Source =
— begin —

Modern mines put ESG at the forefront

Ben Lepley is a Mining ESG (Environmental, Social and Governance) Consultant at SLR Consulting who, until recently, was in a similar role at SRK Consulting for about 2 years. Prior to that, he spent over a decade of his career (also at SRK) working on exploration and mining projects modelling mineral deposits across the globe in Europe, Africa, and Asia. Feeling the need for a change and as an environmentally conscious person, Ben leapt at the opportunity to work with SRK’s ESG team.

SRK’s ESG team was made up of 10 individuals from a variety of different backgrounds working with mining companies worldwide, dominantly in West Africa, Northern Europe, Kazakhstan and the Middle East, to complete technical environmental, and social studies and to assist in the development of ESG strategies.

ESG issues have become the number one focus for mining investors, so Ben also spends time working for mining companies and financial institutions to help them assess companies and projects.

Back to school

To switch from geology to ESG, Ben has successfully navigated a steep learning curve, combining learning on the job with courses to augment his technical understanding of mining projects with specific ESG knowledge. He also credits the built-in understanding he already had from his experience doing geological assessments of projects – there is a lot that geologists absorb about the environment and social situation (or context) from the time they spend at the site and in the local area.

In terms of formal training, he first completed an Environmental Management Systems (EMS) course to learn ISO 14,001 processes and to understand legislation relating to ESG, including a whole new language, “legalese”. After that, he took a course in environmental impact assessment.

For his wide-ranging, on-the-job learning, he credits senior members of the SRK team, particularly Jane Joughin, who he refers to as “a fountain of knowledge.” Ben said that she calls herself the “fire hydrant” because there's so much information that comes streaming out and those around her need to work to catch it all. “Working closely with Jane, in the same room much of the time, I’ve been able to absorb so much of her knowledge and experience. It’s been a huge benefit to my career,” Ben commented.

Ben is looking forward to the opportunity to learn from SLR’s extensive ESG team, which assists clients across multiple sectors and jurisdictions including mining, infrastructure and energy projects.

Changing perceptions of mining

Ben enjoys being on the other end of the learning process, teaching others about mining. As former co-chair of the Critical Minerals Association’s Perception of Mining Working Group, Ben has always had a keen interest in geology and helping people understand the importance of mining. The group have done great work helping the public, particularly young people, to think more deeply about mining and to better appreciate what modern mining entails and the opportunities it offers.

— end —

Dataset entries:
— begin —

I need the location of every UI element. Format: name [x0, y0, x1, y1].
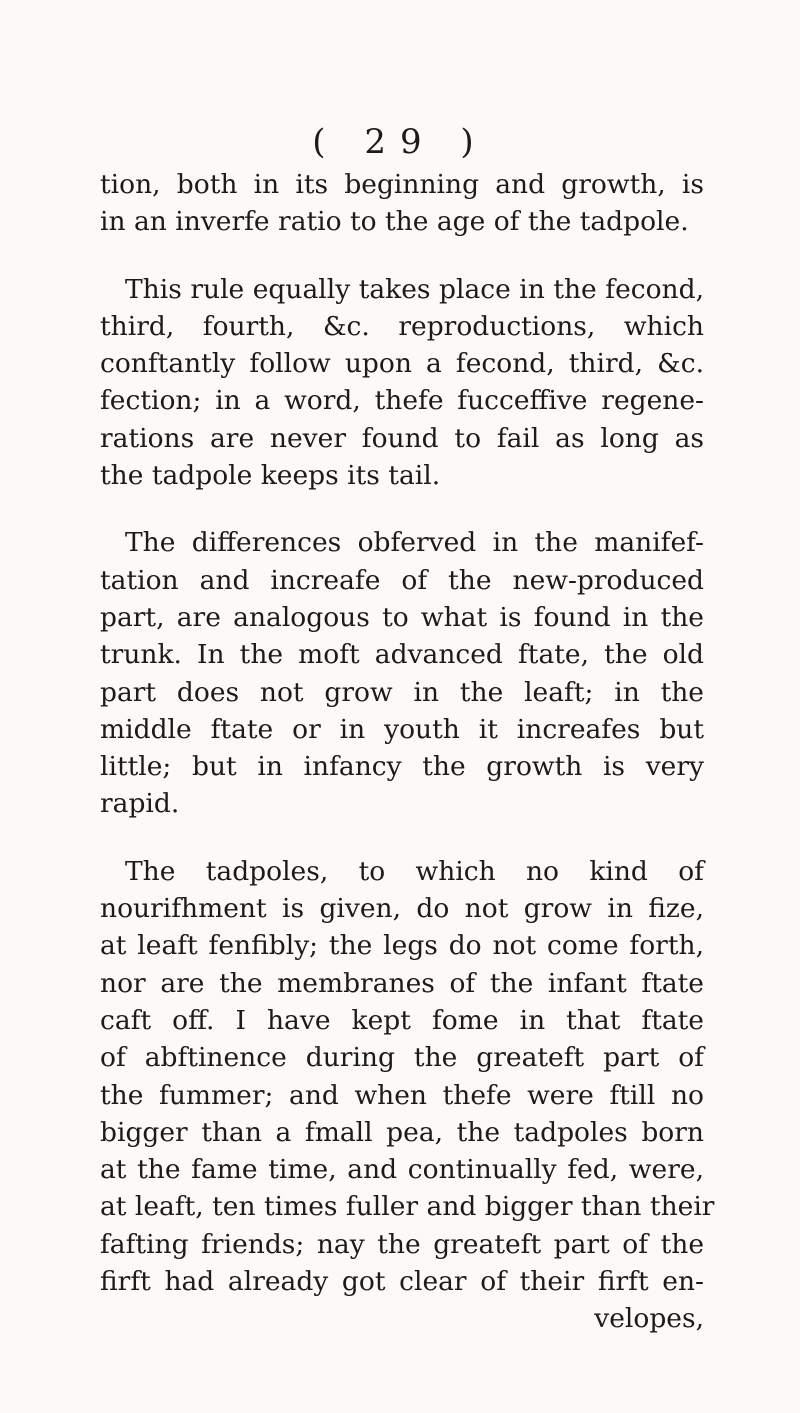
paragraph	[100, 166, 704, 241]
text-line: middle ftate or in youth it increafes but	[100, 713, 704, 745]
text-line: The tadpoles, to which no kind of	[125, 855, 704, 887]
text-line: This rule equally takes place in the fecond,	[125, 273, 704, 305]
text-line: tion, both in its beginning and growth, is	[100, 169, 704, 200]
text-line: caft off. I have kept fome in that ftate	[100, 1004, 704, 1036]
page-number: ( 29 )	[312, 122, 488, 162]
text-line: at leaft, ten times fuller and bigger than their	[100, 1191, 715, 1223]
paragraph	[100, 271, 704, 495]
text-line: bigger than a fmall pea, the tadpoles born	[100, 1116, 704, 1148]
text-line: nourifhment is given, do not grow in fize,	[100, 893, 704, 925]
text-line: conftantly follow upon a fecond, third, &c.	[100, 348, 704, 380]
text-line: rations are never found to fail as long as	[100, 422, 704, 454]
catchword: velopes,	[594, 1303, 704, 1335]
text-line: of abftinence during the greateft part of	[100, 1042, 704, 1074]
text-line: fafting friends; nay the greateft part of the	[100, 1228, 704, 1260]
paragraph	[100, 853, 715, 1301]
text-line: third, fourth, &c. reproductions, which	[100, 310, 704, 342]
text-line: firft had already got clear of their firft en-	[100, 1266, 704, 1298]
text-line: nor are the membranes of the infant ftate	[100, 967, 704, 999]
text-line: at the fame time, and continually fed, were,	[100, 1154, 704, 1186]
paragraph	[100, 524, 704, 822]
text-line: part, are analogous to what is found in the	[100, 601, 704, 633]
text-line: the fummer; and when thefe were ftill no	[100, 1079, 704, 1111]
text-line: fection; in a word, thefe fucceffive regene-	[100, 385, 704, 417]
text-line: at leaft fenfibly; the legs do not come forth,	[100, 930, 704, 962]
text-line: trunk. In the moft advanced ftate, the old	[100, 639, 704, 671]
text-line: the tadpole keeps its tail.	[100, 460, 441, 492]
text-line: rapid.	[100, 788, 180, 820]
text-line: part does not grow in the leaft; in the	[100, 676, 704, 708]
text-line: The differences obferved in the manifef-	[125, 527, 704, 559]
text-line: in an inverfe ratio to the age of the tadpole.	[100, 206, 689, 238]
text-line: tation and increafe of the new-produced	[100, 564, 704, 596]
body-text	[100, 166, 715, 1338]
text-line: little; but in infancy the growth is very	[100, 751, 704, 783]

— end —
— begin —

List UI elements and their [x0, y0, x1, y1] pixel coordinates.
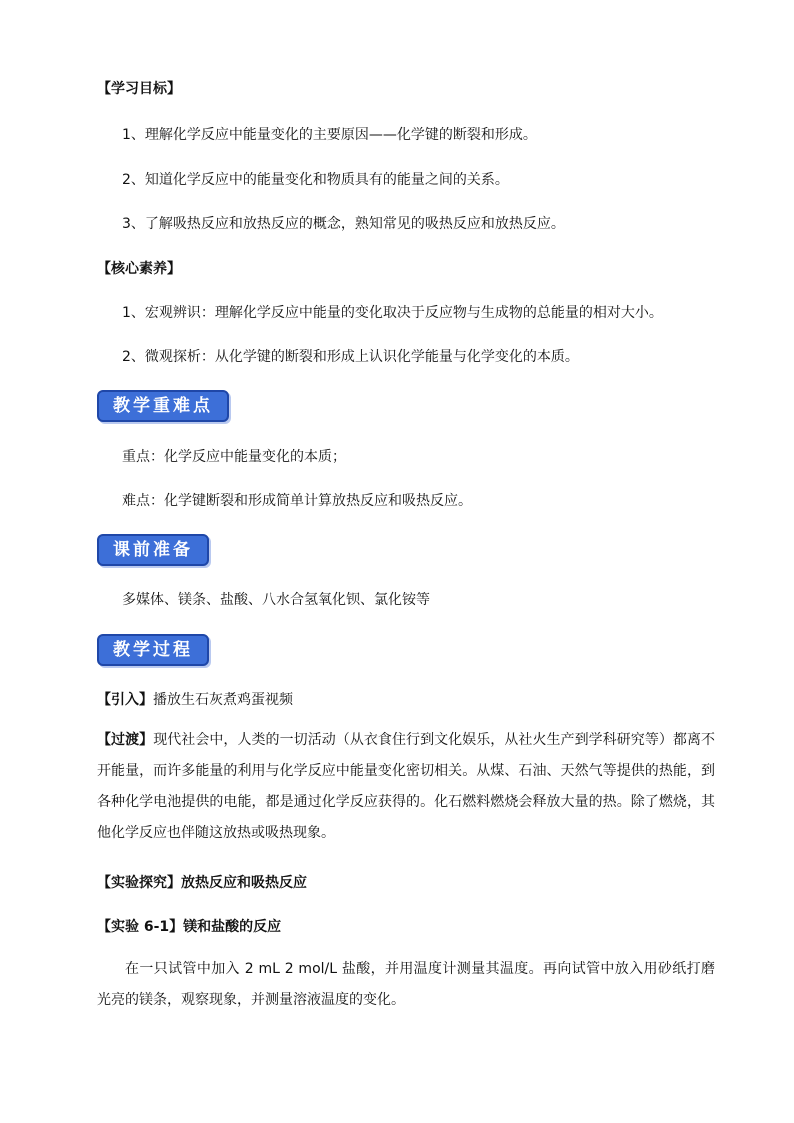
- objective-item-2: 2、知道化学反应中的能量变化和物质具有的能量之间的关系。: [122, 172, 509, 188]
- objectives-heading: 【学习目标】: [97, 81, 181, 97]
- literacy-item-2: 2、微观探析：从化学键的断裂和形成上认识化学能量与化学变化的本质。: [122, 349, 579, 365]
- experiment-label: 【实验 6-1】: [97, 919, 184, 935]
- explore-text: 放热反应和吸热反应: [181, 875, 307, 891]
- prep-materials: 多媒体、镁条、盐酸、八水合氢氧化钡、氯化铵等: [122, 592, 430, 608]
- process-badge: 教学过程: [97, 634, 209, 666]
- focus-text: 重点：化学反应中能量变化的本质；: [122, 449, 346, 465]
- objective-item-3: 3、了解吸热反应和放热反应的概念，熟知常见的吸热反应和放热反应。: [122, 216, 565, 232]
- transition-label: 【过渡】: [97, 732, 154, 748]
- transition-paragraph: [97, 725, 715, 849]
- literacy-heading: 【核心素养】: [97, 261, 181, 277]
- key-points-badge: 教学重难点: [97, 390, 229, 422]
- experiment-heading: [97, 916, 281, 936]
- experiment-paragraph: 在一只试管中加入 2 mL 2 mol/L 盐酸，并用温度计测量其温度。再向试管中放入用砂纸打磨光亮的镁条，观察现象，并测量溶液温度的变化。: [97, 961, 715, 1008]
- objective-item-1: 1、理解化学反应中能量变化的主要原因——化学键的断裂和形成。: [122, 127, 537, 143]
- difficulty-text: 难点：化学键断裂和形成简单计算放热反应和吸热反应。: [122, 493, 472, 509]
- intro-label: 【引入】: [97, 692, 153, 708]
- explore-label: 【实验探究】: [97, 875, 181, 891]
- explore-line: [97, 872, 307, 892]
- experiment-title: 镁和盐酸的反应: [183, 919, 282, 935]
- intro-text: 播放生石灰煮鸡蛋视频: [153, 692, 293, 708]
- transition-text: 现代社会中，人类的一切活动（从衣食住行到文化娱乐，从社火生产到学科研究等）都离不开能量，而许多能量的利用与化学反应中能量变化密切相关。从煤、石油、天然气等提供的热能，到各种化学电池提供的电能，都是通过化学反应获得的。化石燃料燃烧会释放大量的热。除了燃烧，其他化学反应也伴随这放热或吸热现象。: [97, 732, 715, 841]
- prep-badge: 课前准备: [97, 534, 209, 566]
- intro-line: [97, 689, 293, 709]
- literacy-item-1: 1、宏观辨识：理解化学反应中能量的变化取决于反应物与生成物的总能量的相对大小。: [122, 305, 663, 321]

— end —

Task goal = Transcribe the passage of the text on mining ESG from "SRK’s ESG team was" up to and including "of ESG strategies.".

Solved problem =
SRK’s ESG team was made up of 10 individuals from a variety of different backgrounds working with mining companies worldwide, dominantly in West Africa, Northern Europe, Kazakhstan and the Middle East, to complete technical environmental, and social studies and to assist in the development of ESG strategies.